Records from a data source:
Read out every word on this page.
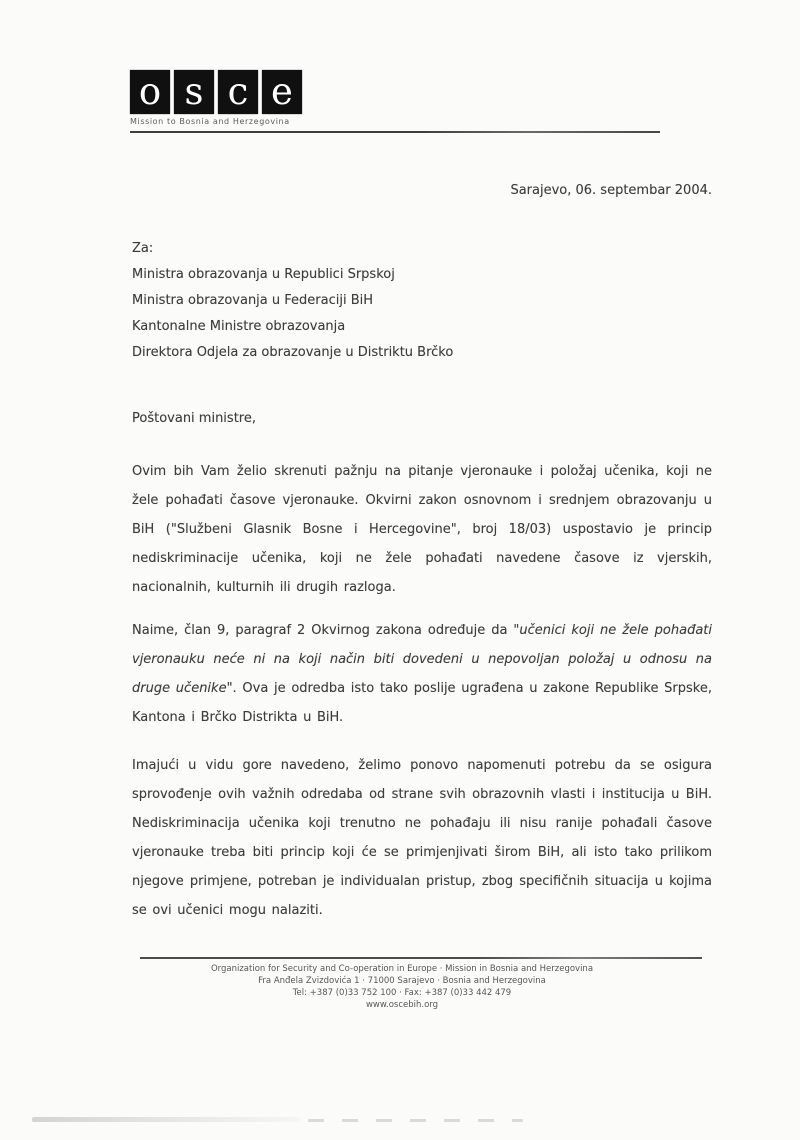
o s c e
Mission to Bosnia and Herzegovina
Sarajevo, 06. septembar 2004.
Za:
Ministra obrazovanja u Republici Srpskoj
Ministra obrazovanja u Federaciji BiH
Kantonalne Ministre obrazovanja
Direktora Odjela za obrazovanje u Distriktu Brčko
Poštovani ministre,

Ovim bih Vam želio skrenuti pažnju na pitanje vjeronauke i položaj učenika, koji ne žele pohađati časove vjeronauke. Okvirni zakon osnovnom i srednjem obrazovanju u BiH ("Službeni Glasnik Bosne i Hercegovine", broj 18/03) uspostavio je princip nediskriminacije učenika, koji ne žele pohađati navedene časove iz vjerskih, nacionalnih, kulturnih ili drugih razloga.

Naime, član 9, paragraf 2 Okvirnog zakona određuje da "učenici koji ne žele pohađati vjeronauku neće ni na koji način biti dovedeni u nepovoljan položaj u odnosu na druge učenike". Ova je odredba isto tako poslije ugrađena u zakone Republike Srpske, Kantona i Brčko Distrikta u BiH.

Imajući u vidu gore navedeno, želimo ponovo napomenuti potrebu da se osigura sprovođenje ovih važnih odredaba od strane svih obrazovnih vlasti i institucija u BiH. Nediskriminacija učenika koji trenutno ne pohađaju ili nisu ranije pohađali časove vjeronauke treba biti princip koji će se primjenjivati širom BiH, ali isto tako prilikom njegove primjene, potreban je individualan pristup, zbog specifičnih situacija u kojima se ovi učenici mogu nalaziti.

Organization for Security and Co-operation in Europe · Mission in Bosnia and Herzegovina
Fra Anđela Zvizdovića 1 · 71000 Sarajevo · Bosnia and Herzegovina
Tel: +387 (0)33 752 100 · Fax: +387 (0)33 442 479
www.oscebih.org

• Written problem
Whenever "isto" turns up in a line, pick that line out.

• In response
Naime, član 9, paragraf 2 Okvirnog zakona određuje da "učenici koji ne žele pohađati vjeronauku neće ni na koji način biti dovedeni u nepovoljan položaj u odnosu na druge učenike". Ova je odredba isto tako poslije ugrađena u zakone Republike Srpske, Kantona i Brčko Distrikta u BiH.
Imajući u vidu gore navedeno, želimo ponovo napomenuti potrebu da se osigura sprovođenje ovih važnih odredaba od strane svih obrazovnih vlasti i institucija u BiH. Nediskriminacija učenika koji trenutno ne pohađaju ili nisu ranije pohađali časove vjeronauke treba biti princip koji će se primjenjivati širom BiH, ali isto tako prilikom njegove primjene, potreban je individualan pristup, zbog specifičnih situacija u kojima se ovi učenici mogu nalaziti.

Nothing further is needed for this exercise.